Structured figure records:
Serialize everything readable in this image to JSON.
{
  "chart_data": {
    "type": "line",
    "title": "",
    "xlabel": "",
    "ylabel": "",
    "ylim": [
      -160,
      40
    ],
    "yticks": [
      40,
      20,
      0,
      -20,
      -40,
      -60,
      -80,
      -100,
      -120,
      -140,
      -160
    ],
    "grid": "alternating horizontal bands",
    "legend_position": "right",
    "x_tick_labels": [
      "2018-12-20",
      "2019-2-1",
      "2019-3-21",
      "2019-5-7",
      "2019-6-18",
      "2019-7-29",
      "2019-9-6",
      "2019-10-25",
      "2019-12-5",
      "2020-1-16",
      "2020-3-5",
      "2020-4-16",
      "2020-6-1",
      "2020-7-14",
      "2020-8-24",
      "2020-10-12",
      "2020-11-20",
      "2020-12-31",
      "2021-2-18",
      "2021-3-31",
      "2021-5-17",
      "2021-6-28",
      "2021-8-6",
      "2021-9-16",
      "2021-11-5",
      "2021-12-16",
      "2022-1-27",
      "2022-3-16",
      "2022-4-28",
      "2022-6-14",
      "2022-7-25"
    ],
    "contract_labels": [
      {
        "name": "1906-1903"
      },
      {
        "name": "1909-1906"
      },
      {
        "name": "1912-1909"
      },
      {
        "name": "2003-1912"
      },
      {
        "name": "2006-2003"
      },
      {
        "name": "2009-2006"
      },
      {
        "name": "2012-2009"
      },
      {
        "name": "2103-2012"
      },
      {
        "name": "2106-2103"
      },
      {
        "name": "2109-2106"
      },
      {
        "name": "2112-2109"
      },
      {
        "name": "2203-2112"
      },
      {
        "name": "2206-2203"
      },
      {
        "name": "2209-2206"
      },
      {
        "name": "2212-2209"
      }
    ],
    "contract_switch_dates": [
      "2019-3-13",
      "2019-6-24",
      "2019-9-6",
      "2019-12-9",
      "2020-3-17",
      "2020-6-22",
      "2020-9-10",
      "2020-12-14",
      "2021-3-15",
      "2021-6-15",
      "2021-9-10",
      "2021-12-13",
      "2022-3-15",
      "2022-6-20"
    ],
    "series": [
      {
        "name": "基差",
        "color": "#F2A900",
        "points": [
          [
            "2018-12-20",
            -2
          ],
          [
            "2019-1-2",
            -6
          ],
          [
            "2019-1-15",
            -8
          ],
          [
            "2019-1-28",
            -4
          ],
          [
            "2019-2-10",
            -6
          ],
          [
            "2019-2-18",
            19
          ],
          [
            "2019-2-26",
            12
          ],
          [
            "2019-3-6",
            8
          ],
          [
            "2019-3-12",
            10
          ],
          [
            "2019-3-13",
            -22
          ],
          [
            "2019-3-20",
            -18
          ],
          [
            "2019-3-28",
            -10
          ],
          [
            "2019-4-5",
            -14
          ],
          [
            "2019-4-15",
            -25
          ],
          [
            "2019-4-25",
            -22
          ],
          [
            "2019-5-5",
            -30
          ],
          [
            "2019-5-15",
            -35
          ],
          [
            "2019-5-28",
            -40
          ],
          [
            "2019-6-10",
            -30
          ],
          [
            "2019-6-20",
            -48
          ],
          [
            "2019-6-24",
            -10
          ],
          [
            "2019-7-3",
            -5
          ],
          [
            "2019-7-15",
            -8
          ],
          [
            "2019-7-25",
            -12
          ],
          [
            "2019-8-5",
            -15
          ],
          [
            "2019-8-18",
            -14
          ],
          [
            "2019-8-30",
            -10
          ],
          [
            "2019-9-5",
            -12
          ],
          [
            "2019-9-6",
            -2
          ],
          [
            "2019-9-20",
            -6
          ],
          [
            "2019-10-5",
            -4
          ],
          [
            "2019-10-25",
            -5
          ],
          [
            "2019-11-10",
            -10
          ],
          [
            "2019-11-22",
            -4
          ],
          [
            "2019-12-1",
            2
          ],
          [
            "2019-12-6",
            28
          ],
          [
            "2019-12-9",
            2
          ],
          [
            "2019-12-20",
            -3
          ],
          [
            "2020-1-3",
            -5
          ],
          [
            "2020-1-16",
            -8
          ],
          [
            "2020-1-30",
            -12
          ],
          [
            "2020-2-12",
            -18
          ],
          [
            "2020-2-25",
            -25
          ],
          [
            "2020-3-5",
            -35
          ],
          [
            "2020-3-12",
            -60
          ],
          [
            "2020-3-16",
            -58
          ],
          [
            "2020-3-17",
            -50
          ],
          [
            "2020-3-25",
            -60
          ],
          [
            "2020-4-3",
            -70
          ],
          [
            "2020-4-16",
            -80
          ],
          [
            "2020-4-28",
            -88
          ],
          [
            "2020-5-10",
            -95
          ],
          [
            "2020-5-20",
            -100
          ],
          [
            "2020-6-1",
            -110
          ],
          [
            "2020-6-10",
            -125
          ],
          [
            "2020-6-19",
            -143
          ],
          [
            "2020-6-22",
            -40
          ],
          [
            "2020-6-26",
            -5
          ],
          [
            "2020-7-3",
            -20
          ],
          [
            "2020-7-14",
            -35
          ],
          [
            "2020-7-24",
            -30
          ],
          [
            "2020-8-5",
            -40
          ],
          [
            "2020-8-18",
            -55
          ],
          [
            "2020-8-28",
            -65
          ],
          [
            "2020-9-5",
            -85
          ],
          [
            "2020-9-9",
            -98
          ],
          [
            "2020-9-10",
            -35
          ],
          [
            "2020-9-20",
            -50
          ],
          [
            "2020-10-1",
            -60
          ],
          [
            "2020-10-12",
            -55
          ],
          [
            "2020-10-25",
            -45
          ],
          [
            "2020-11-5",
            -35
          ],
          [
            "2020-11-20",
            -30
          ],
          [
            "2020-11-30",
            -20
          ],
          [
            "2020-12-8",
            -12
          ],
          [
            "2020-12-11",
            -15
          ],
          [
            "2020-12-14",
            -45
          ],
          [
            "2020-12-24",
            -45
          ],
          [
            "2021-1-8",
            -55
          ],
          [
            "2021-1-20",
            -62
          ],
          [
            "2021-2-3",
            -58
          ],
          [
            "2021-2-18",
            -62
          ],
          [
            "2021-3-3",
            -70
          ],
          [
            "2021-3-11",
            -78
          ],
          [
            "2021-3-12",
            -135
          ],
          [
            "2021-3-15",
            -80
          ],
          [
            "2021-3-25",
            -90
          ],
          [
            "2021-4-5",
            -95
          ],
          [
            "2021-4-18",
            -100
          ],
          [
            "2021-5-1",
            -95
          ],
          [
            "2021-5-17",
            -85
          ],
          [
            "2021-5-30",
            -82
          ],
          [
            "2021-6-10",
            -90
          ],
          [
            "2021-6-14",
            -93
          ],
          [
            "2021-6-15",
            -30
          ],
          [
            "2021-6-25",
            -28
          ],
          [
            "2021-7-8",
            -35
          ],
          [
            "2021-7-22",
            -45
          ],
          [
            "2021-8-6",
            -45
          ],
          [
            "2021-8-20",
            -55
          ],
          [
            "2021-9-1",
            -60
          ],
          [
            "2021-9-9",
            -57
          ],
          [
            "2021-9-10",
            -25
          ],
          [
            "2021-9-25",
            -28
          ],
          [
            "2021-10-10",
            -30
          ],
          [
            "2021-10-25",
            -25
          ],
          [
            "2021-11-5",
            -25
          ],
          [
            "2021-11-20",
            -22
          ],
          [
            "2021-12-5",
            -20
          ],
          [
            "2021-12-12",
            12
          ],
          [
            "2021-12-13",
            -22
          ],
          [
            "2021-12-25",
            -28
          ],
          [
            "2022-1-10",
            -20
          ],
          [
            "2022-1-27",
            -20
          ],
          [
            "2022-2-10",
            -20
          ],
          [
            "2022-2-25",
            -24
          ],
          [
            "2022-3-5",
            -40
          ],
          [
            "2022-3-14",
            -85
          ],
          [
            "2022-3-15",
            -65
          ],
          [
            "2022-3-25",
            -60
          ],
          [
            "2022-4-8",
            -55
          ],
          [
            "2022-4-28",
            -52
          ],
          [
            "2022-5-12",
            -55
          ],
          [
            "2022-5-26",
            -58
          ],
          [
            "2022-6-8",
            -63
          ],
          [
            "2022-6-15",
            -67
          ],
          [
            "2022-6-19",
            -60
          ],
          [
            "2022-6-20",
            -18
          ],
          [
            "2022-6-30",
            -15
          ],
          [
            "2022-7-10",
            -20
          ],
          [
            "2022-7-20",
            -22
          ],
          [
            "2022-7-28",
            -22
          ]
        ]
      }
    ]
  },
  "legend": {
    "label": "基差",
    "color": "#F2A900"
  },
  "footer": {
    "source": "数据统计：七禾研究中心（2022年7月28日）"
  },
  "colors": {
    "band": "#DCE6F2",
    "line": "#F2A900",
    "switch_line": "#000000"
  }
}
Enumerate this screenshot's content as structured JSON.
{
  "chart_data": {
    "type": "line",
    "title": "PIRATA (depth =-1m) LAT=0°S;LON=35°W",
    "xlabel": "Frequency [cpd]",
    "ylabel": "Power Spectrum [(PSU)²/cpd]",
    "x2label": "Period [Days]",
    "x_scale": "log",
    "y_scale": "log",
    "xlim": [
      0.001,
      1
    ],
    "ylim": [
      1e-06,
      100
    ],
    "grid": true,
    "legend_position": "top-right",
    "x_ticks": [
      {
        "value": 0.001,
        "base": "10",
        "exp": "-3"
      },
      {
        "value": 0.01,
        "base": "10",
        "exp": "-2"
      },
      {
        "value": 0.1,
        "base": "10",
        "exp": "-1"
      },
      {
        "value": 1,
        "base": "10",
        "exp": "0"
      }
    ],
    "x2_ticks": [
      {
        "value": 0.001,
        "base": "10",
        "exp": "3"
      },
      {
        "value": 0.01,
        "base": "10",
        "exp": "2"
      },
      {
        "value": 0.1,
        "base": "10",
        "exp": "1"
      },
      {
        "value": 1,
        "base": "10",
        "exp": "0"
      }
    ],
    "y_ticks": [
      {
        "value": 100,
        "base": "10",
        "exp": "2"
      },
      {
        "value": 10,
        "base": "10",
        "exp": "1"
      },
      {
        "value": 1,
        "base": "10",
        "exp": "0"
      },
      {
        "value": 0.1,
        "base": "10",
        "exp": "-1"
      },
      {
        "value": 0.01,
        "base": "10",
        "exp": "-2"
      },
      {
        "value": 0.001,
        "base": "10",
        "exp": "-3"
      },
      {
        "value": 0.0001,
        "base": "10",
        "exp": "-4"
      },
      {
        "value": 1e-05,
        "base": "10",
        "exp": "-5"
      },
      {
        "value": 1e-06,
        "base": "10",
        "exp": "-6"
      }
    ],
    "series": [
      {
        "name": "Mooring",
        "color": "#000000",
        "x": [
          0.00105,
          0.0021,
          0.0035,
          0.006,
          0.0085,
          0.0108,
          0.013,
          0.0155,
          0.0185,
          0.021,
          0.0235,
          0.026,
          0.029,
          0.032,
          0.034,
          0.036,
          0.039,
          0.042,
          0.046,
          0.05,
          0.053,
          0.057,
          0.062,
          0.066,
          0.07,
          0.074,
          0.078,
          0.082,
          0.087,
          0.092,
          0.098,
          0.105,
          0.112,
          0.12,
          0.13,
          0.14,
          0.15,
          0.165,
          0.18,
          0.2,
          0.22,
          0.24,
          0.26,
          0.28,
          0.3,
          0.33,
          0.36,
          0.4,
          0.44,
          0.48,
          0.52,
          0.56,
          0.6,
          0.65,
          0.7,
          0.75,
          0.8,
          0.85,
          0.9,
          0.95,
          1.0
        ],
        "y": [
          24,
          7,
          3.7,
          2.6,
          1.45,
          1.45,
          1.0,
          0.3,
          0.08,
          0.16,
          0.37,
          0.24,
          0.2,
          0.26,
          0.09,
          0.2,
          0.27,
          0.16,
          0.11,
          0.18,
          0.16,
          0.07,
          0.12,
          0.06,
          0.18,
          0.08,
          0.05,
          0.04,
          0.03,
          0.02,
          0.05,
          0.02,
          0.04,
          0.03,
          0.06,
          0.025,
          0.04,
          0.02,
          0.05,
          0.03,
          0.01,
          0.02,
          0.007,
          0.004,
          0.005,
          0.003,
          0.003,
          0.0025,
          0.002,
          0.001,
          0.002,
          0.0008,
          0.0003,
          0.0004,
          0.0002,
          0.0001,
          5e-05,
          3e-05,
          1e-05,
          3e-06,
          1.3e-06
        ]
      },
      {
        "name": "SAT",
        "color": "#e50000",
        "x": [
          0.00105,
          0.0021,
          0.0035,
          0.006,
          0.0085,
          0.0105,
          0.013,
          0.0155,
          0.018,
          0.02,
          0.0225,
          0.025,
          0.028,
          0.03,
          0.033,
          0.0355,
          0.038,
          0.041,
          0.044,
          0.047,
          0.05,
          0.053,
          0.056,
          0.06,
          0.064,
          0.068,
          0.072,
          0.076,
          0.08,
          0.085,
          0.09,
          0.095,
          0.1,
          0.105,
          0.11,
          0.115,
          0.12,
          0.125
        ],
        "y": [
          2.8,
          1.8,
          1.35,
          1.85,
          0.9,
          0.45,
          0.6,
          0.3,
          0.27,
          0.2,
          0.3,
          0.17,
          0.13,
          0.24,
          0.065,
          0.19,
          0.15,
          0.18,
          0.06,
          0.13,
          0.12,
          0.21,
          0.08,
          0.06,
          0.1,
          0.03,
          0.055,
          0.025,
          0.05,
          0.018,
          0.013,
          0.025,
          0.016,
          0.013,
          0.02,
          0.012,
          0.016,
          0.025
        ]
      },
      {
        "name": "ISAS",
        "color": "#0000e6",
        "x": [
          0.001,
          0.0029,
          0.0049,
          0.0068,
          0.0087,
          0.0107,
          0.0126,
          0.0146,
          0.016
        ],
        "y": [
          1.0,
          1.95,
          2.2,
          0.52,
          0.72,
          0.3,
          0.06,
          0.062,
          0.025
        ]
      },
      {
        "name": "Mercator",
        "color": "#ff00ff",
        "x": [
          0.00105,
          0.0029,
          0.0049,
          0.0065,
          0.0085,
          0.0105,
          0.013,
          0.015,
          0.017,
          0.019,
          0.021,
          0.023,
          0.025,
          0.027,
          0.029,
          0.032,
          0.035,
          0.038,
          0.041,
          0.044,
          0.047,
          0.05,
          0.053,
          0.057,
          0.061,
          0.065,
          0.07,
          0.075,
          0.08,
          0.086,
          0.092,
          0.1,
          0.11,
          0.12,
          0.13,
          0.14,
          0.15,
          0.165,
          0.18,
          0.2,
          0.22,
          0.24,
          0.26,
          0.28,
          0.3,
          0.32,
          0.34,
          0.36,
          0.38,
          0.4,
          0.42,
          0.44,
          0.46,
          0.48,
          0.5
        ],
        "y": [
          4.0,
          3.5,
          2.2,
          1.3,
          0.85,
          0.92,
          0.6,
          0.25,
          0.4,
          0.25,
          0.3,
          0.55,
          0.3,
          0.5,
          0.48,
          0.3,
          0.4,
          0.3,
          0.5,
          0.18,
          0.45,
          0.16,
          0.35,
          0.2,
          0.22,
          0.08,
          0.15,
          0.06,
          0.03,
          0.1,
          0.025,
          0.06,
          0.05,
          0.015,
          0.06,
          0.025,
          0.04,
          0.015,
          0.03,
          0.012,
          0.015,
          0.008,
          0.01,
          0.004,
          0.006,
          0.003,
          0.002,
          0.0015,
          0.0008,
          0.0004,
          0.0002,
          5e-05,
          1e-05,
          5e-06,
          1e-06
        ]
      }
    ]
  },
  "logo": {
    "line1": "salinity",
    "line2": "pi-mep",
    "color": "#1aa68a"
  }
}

What is expected:
Count every line in the data where the string "grid" occurs. Give nothing except the number.

Solution to this problem:
2